■ **What to produce**: Wherever the word "screenshot" appears in a line, copy that line.

■ **Task material**:
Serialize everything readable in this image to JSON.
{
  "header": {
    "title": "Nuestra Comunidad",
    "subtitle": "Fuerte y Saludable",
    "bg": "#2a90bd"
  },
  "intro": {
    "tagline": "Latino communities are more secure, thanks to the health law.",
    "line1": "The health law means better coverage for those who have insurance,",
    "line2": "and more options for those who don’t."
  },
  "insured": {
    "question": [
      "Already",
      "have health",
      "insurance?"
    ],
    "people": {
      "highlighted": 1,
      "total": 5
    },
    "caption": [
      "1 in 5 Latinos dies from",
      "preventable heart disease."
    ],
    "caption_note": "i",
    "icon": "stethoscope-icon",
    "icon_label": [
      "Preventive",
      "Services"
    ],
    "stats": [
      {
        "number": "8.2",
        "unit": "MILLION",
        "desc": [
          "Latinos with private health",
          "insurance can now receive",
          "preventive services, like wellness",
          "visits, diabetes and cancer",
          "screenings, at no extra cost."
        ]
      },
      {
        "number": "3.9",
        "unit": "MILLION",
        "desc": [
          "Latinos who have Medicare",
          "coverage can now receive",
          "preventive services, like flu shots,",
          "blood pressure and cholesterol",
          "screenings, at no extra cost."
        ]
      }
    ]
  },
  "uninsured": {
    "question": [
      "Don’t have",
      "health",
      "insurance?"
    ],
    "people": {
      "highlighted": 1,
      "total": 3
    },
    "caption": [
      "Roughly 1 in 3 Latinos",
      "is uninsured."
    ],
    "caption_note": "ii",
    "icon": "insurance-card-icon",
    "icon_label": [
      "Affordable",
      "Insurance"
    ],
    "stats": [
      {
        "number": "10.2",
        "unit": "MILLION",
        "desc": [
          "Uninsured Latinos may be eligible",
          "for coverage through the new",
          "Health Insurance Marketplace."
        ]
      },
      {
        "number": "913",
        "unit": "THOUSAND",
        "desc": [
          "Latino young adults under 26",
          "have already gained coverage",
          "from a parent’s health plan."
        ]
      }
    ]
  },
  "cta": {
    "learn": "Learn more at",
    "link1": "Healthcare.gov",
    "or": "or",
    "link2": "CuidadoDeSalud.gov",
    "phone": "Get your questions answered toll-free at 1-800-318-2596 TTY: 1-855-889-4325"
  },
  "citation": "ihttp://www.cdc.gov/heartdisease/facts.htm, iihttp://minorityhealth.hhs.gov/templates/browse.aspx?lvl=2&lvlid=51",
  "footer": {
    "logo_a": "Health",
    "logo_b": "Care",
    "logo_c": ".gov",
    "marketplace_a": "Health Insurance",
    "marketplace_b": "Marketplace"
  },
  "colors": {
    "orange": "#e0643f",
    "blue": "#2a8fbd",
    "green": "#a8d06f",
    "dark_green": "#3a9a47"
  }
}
...
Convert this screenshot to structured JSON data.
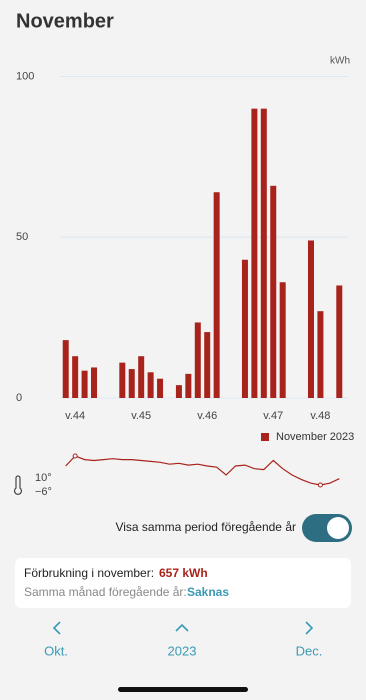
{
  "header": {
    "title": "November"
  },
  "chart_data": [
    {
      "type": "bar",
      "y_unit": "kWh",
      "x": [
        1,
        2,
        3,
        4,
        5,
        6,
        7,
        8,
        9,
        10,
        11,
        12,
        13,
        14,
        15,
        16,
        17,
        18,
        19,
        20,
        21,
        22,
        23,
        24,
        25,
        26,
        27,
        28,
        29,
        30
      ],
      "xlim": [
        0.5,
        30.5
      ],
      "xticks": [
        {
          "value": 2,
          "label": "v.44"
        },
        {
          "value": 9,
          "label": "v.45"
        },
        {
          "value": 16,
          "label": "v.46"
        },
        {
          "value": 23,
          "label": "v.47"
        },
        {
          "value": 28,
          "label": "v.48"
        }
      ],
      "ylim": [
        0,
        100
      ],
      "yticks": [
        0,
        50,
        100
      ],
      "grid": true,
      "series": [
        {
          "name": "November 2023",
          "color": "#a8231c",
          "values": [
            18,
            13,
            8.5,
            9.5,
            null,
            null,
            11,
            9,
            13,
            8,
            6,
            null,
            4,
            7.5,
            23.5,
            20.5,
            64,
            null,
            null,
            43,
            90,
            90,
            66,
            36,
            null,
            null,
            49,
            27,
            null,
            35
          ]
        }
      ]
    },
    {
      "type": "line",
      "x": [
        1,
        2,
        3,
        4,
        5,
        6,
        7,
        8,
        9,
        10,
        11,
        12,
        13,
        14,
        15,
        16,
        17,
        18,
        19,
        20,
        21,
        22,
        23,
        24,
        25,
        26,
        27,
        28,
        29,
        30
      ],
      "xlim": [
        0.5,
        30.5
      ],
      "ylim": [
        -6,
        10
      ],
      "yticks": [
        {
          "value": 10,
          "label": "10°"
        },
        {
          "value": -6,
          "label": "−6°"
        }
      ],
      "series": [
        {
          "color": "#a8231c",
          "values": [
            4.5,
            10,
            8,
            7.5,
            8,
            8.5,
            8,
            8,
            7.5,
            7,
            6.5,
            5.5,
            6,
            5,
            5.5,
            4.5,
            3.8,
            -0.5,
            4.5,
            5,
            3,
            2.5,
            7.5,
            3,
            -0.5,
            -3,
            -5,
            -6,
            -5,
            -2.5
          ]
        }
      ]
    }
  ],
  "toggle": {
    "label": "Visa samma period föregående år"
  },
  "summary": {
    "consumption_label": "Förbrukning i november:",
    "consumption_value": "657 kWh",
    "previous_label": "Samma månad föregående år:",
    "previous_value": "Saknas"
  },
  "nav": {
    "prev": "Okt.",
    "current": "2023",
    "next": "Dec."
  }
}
* * *
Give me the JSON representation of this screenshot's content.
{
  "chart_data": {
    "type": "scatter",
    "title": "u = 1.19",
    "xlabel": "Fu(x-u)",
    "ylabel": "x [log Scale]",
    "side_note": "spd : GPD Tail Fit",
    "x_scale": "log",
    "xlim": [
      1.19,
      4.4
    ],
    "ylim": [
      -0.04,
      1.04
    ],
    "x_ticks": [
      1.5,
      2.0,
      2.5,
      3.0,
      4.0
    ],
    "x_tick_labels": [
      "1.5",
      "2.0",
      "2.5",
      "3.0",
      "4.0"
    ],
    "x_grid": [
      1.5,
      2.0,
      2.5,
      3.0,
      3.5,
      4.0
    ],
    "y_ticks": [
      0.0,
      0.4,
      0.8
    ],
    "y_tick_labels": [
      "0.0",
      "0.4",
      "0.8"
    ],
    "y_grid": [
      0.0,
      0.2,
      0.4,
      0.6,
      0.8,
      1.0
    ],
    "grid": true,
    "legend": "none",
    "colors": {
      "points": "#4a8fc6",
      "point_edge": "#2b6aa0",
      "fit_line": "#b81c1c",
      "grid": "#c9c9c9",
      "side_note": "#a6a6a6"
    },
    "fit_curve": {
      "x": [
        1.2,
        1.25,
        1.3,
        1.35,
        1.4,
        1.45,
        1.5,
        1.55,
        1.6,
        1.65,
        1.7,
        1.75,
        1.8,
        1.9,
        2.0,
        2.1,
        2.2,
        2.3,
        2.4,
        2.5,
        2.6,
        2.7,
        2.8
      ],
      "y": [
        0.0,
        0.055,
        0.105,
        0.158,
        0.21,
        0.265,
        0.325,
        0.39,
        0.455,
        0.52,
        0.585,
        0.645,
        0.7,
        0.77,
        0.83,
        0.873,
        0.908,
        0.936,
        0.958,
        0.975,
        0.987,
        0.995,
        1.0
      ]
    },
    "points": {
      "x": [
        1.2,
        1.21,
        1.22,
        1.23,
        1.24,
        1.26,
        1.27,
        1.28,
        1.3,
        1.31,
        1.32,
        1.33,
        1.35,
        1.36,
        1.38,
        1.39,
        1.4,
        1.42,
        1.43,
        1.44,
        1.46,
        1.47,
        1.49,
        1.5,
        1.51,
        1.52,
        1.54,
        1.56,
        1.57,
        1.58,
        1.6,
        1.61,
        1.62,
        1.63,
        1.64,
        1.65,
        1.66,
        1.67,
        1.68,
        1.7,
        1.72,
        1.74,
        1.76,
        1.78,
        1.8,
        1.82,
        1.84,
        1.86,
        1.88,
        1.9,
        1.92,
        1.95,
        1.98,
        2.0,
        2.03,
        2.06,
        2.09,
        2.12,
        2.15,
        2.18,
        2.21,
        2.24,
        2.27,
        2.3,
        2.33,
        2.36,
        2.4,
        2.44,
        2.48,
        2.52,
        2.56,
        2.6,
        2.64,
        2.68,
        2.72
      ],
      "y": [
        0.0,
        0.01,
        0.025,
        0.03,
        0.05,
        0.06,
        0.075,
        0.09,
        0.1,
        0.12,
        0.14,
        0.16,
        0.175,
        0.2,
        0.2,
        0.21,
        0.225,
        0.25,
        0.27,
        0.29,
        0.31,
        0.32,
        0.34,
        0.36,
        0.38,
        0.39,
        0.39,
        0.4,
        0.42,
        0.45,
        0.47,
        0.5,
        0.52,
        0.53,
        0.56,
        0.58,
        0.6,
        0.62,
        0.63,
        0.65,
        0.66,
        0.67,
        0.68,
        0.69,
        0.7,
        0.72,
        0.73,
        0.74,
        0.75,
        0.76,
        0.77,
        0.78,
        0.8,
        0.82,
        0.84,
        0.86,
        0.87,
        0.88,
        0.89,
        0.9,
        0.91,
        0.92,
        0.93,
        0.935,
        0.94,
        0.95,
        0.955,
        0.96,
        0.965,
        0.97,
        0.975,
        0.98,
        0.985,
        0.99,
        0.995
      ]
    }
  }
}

■ **Task result**:
Convert this screenshot to structured JSON data.
Give me the JSON representation of this screenshot's content.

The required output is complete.